## [EXERCISE OBJECTIVE]
Show each line from the listing that includes the word "MATEMÁTICA".

### INPUT FOR THIS TASK ###

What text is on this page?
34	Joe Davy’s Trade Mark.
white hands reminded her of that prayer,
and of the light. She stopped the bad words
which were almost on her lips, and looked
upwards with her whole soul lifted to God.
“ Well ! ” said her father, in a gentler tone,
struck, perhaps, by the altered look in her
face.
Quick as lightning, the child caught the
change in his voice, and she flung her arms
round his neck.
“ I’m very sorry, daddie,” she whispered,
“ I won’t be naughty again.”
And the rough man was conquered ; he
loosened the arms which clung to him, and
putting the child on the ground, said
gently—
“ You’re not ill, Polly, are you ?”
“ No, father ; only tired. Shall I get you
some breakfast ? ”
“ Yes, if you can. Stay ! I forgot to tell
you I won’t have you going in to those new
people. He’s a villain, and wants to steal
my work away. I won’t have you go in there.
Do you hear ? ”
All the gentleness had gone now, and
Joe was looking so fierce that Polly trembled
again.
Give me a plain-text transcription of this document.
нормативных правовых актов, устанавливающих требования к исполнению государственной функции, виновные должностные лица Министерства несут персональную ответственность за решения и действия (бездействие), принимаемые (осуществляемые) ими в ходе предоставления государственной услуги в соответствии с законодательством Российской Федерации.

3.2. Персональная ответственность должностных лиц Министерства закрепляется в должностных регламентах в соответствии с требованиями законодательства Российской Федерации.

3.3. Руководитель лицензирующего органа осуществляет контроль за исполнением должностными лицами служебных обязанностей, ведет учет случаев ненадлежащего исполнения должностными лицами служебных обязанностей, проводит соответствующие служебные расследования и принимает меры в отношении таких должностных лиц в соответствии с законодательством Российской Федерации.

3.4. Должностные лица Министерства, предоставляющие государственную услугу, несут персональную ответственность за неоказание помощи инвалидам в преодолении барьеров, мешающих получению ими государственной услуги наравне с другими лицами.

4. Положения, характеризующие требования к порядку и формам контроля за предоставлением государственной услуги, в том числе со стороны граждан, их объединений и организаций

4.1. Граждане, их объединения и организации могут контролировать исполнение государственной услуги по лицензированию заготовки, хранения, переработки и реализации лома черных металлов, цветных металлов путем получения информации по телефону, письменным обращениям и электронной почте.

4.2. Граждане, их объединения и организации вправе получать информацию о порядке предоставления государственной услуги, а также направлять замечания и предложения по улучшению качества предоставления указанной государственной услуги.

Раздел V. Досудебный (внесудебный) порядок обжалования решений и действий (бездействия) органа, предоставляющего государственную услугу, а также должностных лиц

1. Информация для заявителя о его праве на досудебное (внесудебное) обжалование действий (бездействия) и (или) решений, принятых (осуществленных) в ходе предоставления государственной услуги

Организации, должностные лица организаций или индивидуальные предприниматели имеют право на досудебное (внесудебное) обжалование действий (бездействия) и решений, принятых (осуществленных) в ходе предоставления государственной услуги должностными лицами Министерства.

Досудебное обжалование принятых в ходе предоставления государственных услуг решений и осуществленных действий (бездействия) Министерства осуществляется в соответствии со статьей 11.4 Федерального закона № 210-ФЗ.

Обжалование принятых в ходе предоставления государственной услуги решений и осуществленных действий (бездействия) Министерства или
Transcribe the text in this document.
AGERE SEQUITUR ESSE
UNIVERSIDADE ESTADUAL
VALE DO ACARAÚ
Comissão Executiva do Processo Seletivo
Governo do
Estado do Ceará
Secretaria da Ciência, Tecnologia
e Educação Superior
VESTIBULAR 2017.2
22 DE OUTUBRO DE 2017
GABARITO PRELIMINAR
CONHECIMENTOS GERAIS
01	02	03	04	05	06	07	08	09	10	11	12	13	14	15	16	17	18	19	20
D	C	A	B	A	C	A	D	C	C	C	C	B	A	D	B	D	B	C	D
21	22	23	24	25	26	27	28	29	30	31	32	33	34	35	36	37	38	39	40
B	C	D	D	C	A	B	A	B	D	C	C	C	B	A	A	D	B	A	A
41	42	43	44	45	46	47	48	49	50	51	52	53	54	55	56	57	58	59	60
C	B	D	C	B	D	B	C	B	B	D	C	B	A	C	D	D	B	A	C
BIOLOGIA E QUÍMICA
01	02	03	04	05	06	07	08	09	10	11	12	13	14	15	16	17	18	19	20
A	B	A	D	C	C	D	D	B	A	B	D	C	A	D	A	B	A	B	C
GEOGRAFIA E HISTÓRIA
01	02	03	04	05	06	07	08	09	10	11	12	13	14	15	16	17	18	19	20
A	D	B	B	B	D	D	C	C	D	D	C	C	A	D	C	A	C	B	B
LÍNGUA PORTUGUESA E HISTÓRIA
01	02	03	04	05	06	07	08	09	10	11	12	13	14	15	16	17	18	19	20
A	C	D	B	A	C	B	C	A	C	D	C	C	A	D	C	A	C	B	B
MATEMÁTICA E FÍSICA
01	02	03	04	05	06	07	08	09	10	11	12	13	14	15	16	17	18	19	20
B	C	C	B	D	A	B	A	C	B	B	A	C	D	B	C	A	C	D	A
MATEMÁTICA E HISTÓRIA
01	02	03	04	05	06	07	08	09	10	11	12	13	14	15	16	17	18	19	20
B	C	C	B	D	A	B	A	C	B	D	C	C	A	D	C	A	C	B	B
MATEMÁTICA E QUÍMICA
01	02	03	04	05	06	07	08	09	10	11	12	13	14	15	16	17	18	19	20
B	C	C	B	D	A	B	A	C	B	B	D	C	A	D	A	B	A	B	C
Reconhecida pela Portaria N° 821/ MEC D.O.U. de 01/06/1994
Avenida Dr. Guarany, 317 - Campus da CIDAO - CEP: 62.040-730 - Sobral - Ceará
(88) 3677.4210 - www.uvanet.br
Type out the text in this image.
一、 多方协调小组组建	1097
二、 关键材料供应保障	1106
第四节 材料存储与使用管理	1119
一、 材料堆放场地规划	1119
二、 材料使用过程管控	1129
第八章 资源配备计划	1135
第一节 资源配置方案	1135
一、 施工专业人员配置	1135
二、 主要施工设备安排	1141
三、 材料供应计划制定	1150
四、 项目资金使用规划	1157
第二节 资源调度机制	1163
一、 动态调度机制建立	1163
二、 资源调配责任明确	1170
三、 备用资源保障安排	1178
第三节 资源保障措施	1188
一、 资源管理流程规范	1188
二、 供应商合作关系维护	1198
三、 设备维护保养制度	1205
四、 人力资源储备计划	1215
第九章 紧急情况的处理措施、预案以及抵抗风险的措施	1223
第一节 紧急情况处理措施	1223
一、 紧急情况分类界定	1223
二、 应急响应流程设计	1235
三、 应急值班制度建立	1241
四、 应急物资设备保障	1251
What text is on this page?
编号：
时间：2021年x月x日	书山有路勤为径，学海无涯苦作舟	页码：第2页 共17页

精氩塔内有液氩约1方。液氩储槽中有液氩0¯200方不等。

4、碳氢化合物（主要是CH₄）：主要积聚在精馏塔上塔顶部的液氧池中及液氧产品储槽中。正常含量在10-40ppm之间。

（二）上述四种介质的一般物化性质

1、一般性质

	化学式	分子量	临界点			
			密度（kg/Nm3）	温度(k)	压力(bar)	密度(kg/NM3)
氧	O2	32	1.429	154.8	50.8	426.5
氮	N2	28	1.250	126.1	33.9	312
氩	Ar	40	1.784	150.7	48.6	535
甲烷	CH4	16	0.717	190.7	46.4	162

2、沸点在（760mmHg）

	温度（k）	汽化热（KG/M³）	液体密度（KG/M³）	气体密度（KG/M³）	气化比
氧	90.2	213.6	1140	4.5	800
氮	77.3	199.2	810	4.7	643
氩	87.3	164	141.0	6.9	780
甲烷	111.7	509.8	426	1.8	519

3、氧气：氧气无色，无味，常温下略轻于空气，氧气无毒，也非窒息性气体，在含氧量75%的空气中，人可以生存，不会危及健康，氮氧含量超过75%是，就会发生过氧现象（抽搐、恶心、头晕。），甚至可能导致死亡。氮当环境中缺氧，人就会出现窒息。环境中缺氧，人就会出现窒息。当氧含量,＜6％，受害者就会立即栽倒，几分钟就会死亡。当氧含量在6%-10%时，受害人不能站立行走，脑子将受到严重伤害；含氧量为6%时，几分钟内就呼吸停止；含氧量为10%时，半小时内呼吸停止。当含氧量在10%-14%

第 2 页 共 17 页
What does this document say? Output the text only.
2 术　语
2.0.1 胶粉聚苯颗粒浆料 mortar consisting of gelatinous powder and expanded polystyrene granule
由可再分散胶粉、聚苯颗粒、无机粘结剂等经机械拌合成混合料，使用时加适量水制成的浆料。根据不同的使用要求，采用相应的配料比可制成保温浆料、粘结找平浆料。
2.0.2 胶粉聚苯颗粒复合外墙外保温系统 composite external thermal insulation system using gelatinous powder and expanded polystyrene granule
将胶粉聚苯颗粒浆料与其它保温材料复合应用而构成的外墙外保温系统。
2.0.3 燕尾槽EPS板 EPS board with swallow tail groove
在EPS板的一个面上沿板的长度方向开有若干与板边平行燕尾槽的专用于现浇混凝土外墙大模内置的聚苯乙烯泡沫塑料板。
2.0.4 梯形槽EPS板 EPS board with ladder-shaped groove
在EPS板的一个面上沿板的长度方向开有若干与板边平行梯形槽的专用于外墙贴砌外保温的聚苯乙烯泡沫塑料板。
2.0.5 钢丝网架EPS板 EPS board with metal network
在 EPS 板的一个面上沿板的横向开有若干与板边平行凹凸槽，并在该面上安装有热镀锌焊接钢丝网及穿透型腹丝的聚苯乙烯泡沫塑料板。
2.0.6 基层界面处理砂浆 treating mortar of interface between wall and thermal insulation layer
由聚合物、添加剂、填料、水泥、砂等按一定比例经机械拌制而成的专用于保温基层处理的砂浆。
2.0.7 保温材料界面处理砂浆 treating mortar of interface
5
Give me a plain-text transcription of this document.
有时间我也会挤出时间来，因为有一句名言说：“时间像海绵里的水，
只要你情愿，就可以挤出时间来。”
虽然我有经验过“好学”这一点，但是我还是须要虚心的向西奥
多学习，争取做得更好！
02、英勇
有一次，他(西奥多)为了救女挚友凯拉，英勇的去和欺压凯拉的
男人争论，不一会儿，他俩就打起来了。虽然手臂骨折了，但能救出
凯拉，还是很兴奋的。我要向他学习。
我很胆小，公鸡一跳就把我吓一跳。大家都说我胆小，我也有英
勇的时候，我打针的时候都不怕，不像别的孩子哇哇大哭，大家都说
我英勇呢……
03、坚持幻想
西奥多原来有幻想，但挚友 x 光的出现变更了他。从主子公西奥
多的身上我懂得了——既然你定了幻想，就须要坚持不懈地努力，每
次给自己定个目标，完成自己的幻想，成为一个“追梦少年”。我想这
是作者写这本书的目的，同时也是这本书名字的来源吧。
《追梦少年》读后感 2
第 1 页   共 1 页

###

## [EXPECTED ANSWER]
MATEMÁTICA E FÍSICA
MATEMÁTICA E HISTÓRIA
MATEMÁTICA E QUÍMICA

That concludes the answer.